PROVIDED DATA:
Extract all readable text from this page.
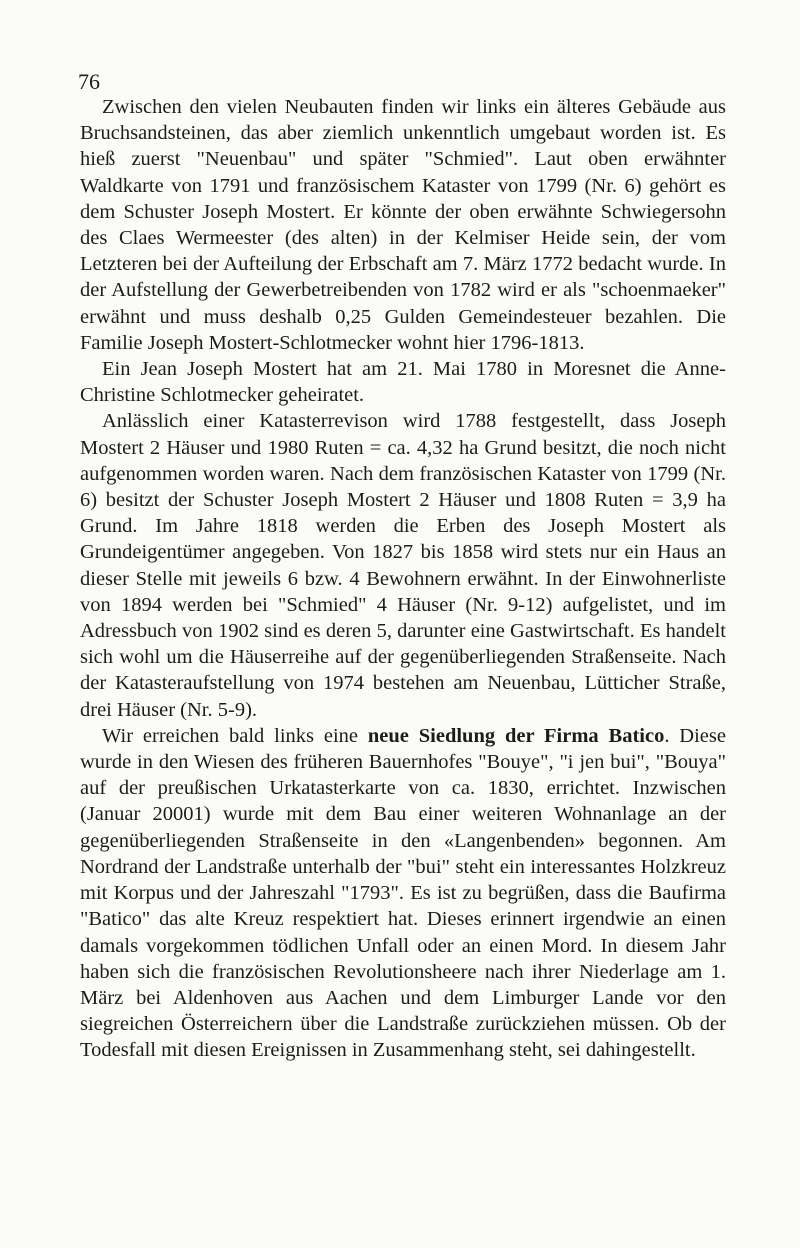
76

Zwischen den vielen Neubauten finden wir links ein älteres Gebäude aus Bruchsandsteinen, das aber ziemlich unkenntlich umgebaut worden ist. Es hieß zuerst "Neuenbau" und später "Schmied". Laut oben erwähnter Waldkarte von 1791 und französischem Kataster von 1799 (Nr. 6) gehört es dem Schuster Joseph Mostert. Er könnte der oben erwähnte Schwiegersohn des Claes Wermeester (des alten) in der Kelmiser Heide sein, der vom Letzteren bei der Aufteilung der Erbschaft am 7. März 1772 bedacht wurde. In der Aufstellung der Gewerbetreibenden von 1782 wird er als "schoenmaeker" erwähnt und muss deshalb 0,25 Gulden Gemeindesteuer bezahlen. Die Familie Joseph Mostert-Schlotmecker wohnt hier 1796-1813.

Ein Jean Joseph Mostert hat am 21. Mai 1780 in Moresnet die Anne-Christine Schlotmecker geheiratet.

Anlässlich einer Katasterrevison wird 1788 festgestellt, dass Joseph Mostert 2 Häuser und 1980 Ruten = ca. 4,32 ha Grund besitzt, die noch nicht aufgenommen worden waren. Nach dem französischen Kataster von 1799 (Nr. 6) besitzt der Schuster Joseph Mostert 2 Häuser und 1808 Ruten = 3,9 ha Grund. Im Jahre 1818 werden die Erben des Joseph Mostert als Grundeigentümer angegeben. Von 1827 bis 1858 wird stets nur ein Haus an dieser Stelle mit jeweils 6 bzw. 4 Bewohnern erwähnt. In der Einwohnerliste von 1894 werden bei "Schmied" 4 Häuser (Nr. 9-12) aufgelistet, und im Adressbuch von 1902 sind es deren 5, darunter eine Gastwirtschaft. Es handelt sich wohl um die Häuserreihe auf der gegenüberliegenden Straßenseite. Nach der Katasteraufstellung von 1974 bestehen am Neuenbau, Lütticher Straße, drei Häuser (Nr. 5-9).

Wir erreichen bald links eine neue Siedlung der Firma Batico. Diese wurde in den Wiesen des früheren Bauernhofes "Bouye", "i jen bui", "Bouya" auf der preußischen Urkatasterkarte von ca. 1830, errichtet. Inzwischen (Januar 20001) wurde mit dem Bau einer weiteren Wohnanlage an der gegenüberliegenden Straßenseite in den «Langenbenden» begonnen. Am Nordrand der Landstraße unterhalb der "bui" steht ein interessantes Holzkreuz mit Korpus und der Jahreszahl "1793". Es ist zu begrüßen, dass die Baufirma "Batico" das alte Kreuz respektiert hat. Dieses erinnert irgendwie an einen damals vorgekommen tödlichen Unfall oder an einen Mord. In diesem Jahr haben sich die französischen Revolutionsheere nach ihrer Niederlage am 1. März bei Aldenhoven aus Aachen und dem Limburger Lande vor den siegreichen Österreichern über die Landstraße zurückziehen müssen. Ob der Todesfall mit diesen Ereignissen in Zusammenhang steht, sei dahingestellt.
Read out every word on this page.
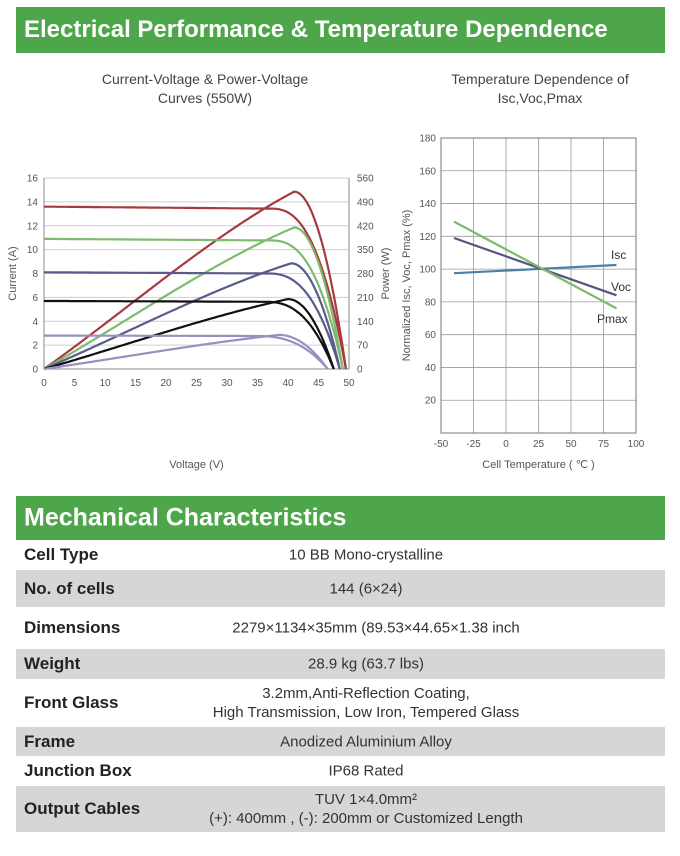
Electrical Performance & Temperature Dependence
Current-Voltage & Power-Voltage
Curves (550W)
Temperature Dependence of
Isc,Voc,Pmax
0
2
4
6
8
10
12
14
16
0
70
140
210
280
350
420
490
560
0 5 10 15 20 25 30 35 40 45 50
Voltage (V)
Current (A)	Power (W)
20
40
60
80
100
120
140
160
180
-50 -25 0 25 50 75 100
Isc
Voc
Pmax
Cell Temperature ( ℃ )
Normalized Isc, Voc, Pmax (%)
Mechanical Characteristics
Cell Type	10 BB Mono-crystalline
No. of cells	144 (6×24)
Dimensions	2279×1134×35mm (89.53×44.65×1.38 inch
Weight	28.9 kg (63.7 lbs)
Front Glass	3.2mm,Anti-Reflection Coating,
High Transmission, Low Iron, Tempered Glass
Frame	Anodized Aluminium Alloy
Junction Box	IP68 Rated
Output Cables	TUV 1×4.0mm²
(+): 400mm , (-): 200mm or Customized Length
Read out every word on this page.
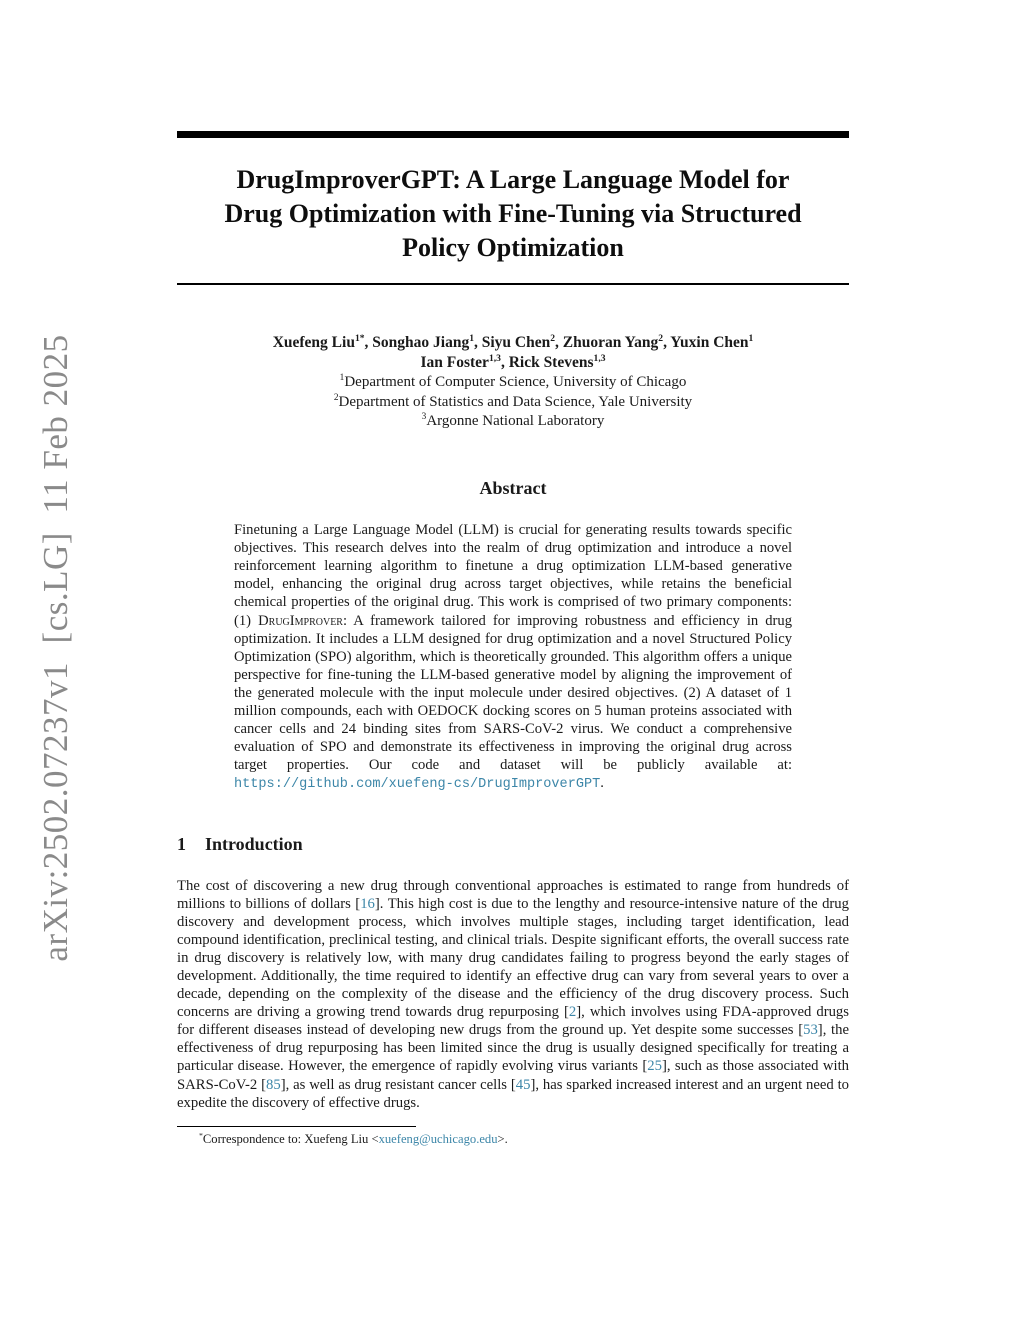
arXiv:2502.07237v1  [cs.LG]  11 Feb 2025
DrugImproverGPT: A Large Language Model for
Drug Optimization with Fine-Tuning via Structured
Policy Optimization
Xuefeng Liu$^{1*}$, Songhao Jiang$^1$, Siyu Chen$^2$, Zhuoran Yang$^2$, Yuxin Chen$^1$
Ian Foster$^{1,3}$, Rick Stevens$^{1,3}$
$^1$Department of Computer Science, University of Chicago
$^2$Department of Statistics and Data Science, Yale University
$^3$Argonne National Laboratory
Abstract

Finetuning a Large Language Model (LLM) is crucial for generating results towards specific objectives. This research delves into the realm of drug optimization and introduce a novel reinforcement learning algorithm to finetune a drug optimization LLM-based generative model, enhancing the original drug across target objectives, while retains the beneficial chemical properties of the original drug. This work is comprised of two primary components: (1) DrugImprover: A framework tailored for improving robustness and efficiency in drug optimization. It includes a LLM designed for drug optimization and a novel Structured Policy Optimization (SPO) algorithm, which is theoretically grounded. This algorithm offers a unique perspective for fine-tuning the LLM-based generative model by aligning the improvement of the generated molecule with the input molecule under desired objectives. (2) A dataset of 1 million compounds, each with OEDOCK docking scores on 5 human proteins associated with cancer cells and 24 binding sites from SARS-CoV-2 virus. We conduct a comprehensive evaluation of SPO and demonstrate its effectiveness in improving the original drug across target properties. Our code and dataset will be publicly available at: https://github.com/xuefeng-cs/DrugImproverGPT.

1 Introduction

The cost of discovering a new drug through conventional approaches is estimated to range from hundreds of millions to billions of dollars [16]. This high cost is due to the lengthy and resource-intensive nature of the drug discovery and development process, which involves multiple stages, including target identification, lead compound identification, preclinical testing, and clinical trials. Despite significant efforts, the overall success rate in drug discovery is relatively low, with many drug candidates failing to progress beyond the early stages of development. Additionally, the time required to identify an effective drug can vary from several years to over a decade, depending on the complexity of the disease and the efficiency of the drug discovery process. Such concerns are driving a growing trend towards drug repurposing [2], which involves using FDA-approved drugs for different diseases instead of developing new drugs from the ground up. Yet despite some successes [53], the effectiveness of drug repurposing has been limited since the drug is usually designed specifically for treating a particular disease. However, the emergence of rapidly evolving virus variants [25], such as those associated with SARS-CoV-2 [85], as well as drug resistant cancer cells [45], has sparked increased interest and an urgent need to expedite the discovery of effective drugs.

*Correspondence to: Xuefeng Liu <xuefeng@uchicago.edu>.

WORK INSTRUCTIONS: Give the data above again in full and unchanged, skipping the pictures.

TASK SOLUTION:
Extract all readable text from this page.
76

Zwischen den vielen Neubauten finden wir links ein älteres Gebäude aus Bruchsandsteinen, das aber ziemlich unkenntlich umgebaut worden ist. Es hieß zuerst "Neuenbau" und später "Schmied". Laut oben erwähnter Waldkarte von 1791 und französischem Kataster von 1799 (Nr. 6) gehört es dem Schuster Joseph Mostert. Er könnte der oben erwähnte Schwiegersohn des Claes Wermeester (des alten) in der Kelmiser Heide sein, der vom Letzteren bei der Aufteilung der Erbschaft am 7. März 1772 bedacht wurde. In der Aufstellung der Gewerbetreibenden von 1782 wird er als "schoenmaeker" erwähnt und muss deshalb 0,25 Gulden Gemeindesteuer bezahlen. Die Familie Joseph Mostert-Schlotmecker wohnt hier 1796-1813.

Ein Jean Joseph Mostert hat am 21. Mai 1780 in Moresnet die Anne-Christine Schlotmecker geheiratet.

Anlässlich einer Katasterrevison wird 1788 festgestellt, dass Joseph Mostert 2 Häuser und 1980 Ruten = ca. 4,32 ha Grund besitzt, die noch nicht aufgenommen worden waren. Nach dem französischen Kataster von 1799 (Nr. 6) besitzt der Schuster Joseph Mostert 2 Häuser und 1808 Ruten = 3,9 ha Grund. Im Jahre 1818 werden die Erben des Joseph Mostert als Grundeigentümer angegeben. Von 1827 bis 1858 wird stets nur ein Haus an dieser Stelle mit jeweils 6 bzw. 4 Bewohnern erwähnt. In der Einwohnerliste von 1894 werden bei "Schmied" 4 Häuser (Nr. 9-12) aufgelistet, und im Adressbuch von 1902 sind es deren 5, darunter eine Gastwirtschaft. Es handelt sich wohl um die Häuserreihe auf der gegenüberliegenden Straßenseite. Nach der Katasteraufstellung von 1974 bestehen am Neuenbau, Lütticher Straße, drei Häuser (Nr. 5-9).

Wir erreichen bald links eine neue Siedlung der Firma Batico. Diese wurde in den Wiesen des früheren Bauernhofes "Bouye", "i jen bui", "Bouya" auf der preußischen Urkatasterkarte von ca. 1830, errichtet. Inzwischen (Januar 20001) wurde mit dem Bau einer weiteren Wohnanlage an der gegenüberliegenden Straßenseite in den «Langenbenden» begonnen. Am Nordrand der Landstraße unterhalb der "bui" steht ein interessantes Holzkreuz mit Korpus und der Jahreszahl "1793". Es ist zu begrüßen, dass die Baufirma "Batico" das alte Kreuz respektiert hat. Dieses erinnert irgendwie an einen damals vorgekommen tödlichen Unfall oder an einen Mord. In diesem Jahr haben sich die französischen Revolutionsheere nach ihrer Niederlage am 1. März bei Aldenhoven aus Aachen und dem Limburger Lande vor den siegreichen Österreichern über die Landstraße zurückziehen müssen. Ob der Todesfall mit diesen Ereignissen in Zusammenhang steht, sei dahingestellt.
Read out every word on this page.
Electrical Performance & Temperature Dependence
Current-Voltage & Power-Voltage
Curves (550W)
Temperature Dependence of
Isc,Voc,Pmax
0
2
4
6
8
10
12
14
16
0
70
140
210
280
350
420
490
560
0 5 10 15 20 25 30 35 40 45 50
Voltage (V)
Current (A)	Power (W)
20
40
60
80
100
120
140
160
180
-50 -25 0 25 50 75 100
Isc
Voc
Pmax
Cell Temperature ( ℃ )
Normalized Isc, Voc, Pmax (%)
Mechanical Characteristics
Cell Type	10 BB Mono-crystalline
No. of cells	144 (6×24)
Dimensions	2279×1134×35mm (89.53×44.65×1.38 inch
Weight	28.9 kg (63.7 lbs)
Front Glass	3.2mm,Anti-Reflection Coating,
High Transmission, Low Iron, Tempered Glass
Frame	Anodized Aluminium Alloy
Junction Box	IP68 Rated
Output Cables	TUV 1×4.0mm²
(+): 400mm , (-): 200mm or Customized Length
Read out every word on this page.
arXiv:2502.07237v1  [cs.LG]  11 Feb 2025
DrugImproverGPT: A Large Language Model for
Drug Optimization with Fine-Tuning via Structured
Policy Optimization
Xuefeng Liu$^{1*}$, Songhao Jiang$^1$, Siyu Chen$^2$, Zhuoran Yang$^2$, Yuxin Chen$^1$
Ian Foster$^{1,3}$, Rick Stevens$^{1,3}$
$^1$Department of Computer Science, University of Chicago
$^2$Department of Statistics and Data Science, Yale University
$^3$Argonne National Laboratory
Abstract

Finetuning a Large Language Model (LLM) is crucial for generating results towards specific objectives. This research delves into the realm of drug optimization and introduce a novel reinforcement learning algorithm to finetune a drug optimization LLM-based generative model, enhancing the original drug across target objectives, while retains the beneficial chemical properties of the original drug. This work is comprised of two primary components: (1) DrugImprover: A framework tailored for improving robustness and efficiency in drug optimization. It includes a LLM designed for drug optimization and a novel Structured Policy Optimization (SPO) algorithm, which is theoretically grounded. This algorithm offers a unique perspective for fine-tuning the LLM-based generative model by aligning the improvement of the generated molecule with the input molecule under desired objectives. (2) A dataset of 1 million compounds, each with OEDOCK docking scores on 5 human proteins associated with cancer cells and 24 binding sites from SARS-CoV-2 virus. We conduct a comprehensive evaluation of SPO and demonstrate its effectiveness in improving the original drug across target properties. Our code and dataset will be publicly available at: https://github.com/xuefeng-cs/DrugImproverGPT.

1 Introduction

The cost of discovering a new drug through conventional approaches is estimated to range from hundreds of millions to billions of dollars [16]. This high cost is due to the lengthy and resource-intensive nature of the drug discovery and development process, which involves multiple stages, including target identification, lead compound identification, preclinical testing, and clinical trials. Despite significant efforts, the overall success rate in drug discovery is relatively low, with many drug candidates failing to progress beyond the early stages of development. Additionally, the time required to identify an effective drug can vary from several years to over a decade, depending on the complexity of the disease and the efficiency of the drug discovery process. Such concerns are driving a growing trend towards drug repurposing [2], which involves using FDA-approved drugs for different diseases instead of developing new drugs from the ground up. Yet despite some successes [53], the effectiveness of drug repurposing has been limited since the drug is usually designed specifically for treating a particular disease. However, the emergence of rapidly evolving virus variants [25], such as those associated with SARS-CoV-2 [85], as well as drug resistant cancer cells [45], has sparked increased interest and an urgent need to expedite the discovery of effective drugs.

*Correspondence to: Xuefeng Liu <xuefeng@uchicago.edu>.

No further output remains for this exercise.